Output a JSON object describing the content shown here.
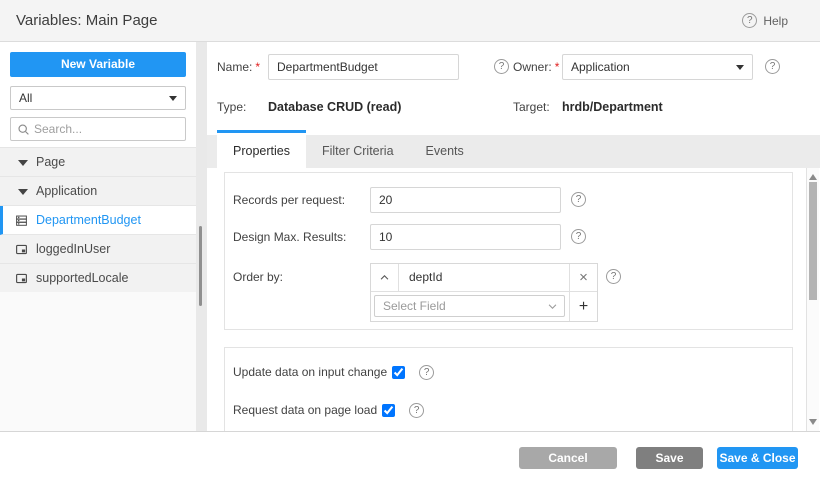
{
  "colors": {
    "accent": "#2196f3",
    "required": "#e02020",
    "cancel_button": "#a8a8a8",
    "save_button": "#7f7f7f"
  },
  "icons": {
    "help_glyph": "?",
    "close_glyph": "×",
    "add_glyph": "+"
  },
  "header": {
    "title": "Variables: Main Page",
    "help_label": "Help"
  },
  "sidebar": {
    "new_variable_button": "New Variable",
    "filter_selected": "All",
    "search_placeholder": "Search...",
    "tree": [
      {
        "label": "Page",
        "type": "group",
        "expanded": true
      },
      {
        "label": "Application",
        "type": "group",
        "expanded": true
      },
      {
        "label": "DepartmentBudget",
        "type": "crud-variable",
        "selected": true
      },
      {
        "label": "loggedInUser",
        "type": "static-variable",
        "selected": false
      },
      {
        "label": "supportedLocale",
        "type": "static-variable",
        "selected": false
      }
    ]
  },
  "form": {
    "required_marker": "*",
    "name_label": "Name:",
    "name_value": "DepartmentBudget",
    "owner_label": "Owner:",
    "owner_value": "Application",
    "type_label": "Type:",
    "type_value": "Database CRUD (read)",
    "target_label": "Target:",
    "target_value": "hrdb/Department"
  },
  "tabs": [
    {
      "label": "Properties",
      "active": true
    },
    {
      "label": "Filter Criteria",
      "active": false
    },
    {
      "label": "Events",
      "active": false
    }
  ],
  "properties": {
    "records_label": "Records per request:",
    "records_value": "20",
    "design_max_label": "Design Max. Results:",
    "design_max_value": "10",
    "order_by_label": "Order by:",
    "order_field_value": "deptId",
    "select_field_placeholder": "Select Field",
    "update_on_change_label": "Update data on input change",
    "update_on_change_checked": true,
    "request_on_load_label": "Request data on page load",
    "request_on_load_checked": true
  },
  "footer": {
    "cancel_label": "Cancel",
    "save_label": "Save",
    "save_close_label": "Save & Close"
  }
}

**GOAL OF THE EXERCISE**:
Transcribe the records above verbatim. Do not carry over any picture.

**RESPONSE TO THIS EXERCISE**:
Output a JSON object describing the content shown here.
{
  "colors": {
    "accent": "#2196f3",
    "required": "#e02020",
    "cancel_button": "#a8a8a8",
    "save_button": "#7f7f7f"
  },
  "icons": {
    "help_glyph": "?",
    "close_glyph": "×",
    "add_glyph": "+"
  },
  "header": {
    "title": "Variables: Main Page",
    "help_label": "Help"
  },
  "sidebar": {
    "new_variable_button": "New Variable",
    "filter_selected": "All",
    "search_placeholder": "Search...",
    "tree": [
      {
        "label": "Page",
        "type": "group",
        "expanded": true
      },
      {
        "label": "Application",
        "type": "group",
        "expanded": true
      },
      {
        "label": "DepartmentBudget",
        "type": "crud-variable",
        "selected": true
      },
      {
        "label": "loggedInUser",
        "type": "static-variable",
        "selected": false
      },
      {
        "label": "supportedLocale",
        "type": "static-variable",
        "selected": false
      }
    ]
  },
  "form": {
    "required_marker": "*",
    "name_label": "Name:",
    "name_value": "DepartmentBudget",
    "owner_label": "Owner:",
    "owner_value": "Application",
    "type_label": "Type:",
    "type_value": "Database CRUD (read)",
    "target_label": "Target:",
    "target_value": "hrdb/Department"
  },
  "tabs": [
    {
      "label": "Properties",
      "active": true
    },
    {
      "label": "Filter Criteria",
      "active": false
    },
    {
      "label": "Events",
      "active": false
    }
  ],
  "properties": {
    "records_label": "Records per request:",
    "records_value": "20",
    "design_max_label": "Design Max. Results:",
    "design_max_value": "10",
    "order_by_label": "Order by:",
    "order_field_value": "deptId",
    "select_field_placeholder": "Select Field",
    "update_on_change_label": "Update data on input change",
    "update_on_change_checked": true,
    "request_on_load_label": "Request data on page load",
    "request_on_load_checked": true
  },
  "footer": {
    "cancel_label": "Cancel",
    "save_label": "Save",
    "save_close_label": "Save & Close"
  }
}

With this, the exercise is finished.